Set problem: Look for the word "الله" in the entries below, then copy every line that has it.

Provided information:
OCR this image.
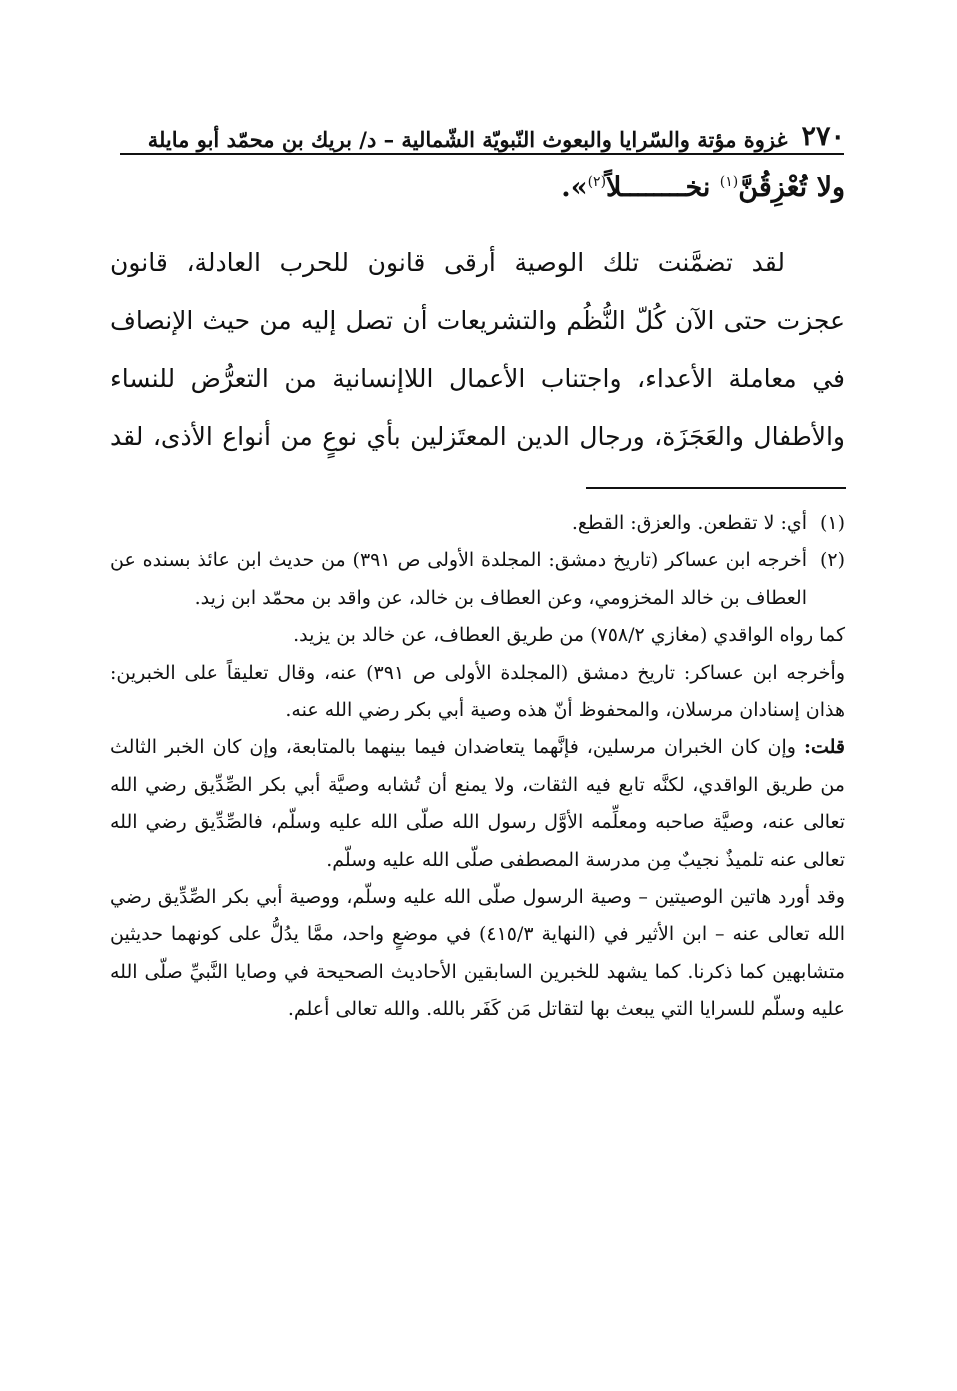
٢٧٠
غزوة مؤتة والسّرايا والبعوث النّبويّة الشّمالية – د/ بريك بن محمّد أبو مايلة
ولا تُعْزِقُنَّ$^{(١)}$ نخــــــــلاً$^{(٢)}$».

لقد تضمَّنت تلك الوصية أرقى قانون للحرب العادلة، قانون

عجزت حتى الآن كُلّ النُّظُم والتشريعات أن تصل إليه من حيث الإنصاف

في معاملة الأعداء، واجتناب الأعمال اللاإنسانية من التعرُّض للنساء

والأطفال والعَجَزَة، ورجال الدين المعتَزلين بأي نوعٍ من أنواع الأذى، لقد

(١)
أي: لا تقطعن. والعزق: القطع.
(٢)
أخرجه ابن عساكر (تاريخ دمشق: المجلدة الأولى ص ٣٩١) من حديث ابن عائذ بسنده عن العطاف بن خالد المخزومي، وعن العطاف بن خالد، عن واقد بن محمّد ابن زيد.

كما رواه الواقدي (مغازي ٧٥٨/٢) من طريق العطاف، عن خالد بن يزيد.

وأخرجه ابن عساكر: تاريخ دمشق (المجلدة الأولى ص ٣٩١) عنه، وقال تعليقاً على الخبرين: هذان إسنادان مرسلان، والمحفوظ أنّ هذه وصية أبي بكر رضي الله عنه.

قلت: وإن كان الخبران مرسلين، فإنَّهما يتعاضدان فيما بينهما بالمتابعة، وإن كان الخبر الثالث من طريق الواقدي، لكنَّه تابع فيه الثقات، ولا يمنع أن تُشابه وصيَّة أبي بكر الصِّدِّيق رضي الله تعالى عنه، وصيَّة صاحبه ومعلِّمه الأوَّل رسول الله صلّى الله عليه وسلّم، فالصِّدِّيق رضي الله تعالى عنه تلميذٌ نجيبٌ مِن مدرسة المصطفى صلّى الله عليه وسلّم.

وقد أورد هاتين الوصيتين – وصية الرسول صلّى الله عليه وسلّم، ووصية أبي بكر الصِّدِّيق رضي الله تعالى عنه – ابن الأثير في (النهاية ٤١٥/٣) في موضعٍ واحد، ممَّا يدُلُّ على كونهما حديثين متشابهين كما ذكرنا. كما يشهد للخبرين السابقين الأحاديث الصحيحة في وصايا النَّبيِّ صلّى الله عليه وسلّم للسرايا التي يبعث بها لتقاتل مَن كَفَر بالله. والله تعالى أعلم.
---
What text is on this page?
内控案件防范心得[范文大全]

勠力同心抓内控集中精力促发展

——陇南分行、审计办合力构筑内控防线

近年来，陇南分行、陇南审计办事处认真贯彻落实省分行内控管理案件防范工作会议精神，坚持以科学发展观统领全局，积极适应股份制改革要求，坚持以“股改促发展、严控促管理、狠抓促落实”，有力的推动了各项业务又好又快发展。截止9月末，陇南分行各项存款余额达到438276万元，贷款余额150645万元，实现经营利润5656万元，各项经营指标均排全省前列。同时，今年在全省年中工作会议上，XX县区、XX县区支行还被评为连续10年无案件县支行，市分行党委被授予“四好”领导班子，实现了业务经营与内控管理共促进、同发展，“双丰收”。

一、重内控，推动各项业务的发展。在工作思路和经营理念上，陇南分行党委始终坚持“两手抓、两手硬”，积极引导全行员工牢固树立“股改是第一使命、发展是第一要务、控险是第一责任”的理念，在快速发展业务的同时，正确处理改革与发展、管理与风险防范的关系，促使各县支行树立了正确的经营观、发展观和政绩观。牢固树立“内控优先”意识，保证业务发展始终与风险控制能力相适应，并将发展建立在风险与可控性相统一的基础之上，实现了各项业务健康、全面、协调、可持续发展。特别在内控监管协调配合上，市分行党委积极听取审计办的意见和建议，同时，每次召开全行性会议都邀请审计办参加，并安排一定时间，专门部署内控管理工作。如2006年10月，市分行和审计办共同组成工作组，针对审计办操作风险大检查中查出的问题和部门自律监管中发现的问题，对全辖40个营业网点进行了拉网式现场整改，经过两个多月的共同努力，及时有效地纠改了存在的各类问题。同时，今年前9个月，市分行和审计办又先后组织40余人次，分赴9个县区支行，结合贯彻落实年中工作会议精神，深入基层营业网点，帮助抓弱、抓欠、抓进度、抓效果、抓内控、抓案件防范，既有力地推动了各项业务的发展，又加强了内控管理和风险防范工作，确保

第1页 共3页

Solution for this problem:
وأخرجه ابن عساكر: تاريخ دمشق (المجلدة الأولى ص ٣٩١) عنه، وقال تعليقاً على الخبرين: هذان إسنادان مرسلان، والمحفوظ أنّ هذه وصية أبي بكر رضي الله عنه.
قلت: وإن كان الخبران مرسلين، فإنَّهما يتعاضدان فيما بينهما بالمتابعة، وإن كان الخبر الثالث من طريق الواقدي، لكنَّه تابع فيه الثقات، ولا يمنع أن تُشابه وصيَّة أبي بكر الصِّدِّيق رضي الله تعالى عنه، وصيَّة صاحبه ومعلِّمه الأوَّل رسول الله صلّى الله عليه وسلّم، فالصِّدِّيق رضي الله تعالى عنه تلميذٌ نجيبٌ مِن مدرسة المصطفى صلّى الله عليه وسلّم.
وقد أورد هاتين الوصيتين – وصية الرسول صلّى الله عليه وسلّم، ووصية أبي بكر الصِّدِّيق رضي الله تعالى عنه – ابن الأثير في (النهاية ٤١٥/٣) في موضعٍ واحد، ممَّا يدُلُّ على كونهما حديثين متشابهين كما ذكرنا. كما يشهد للخبرين السابقين الأحاديث الصحيحة في وصايا النَّبيِّ صلّى الله عليه وسلّم للسرايا التي يبعث بها لتقاتل مَن كَفَر بالله. والله تعالى أعلم.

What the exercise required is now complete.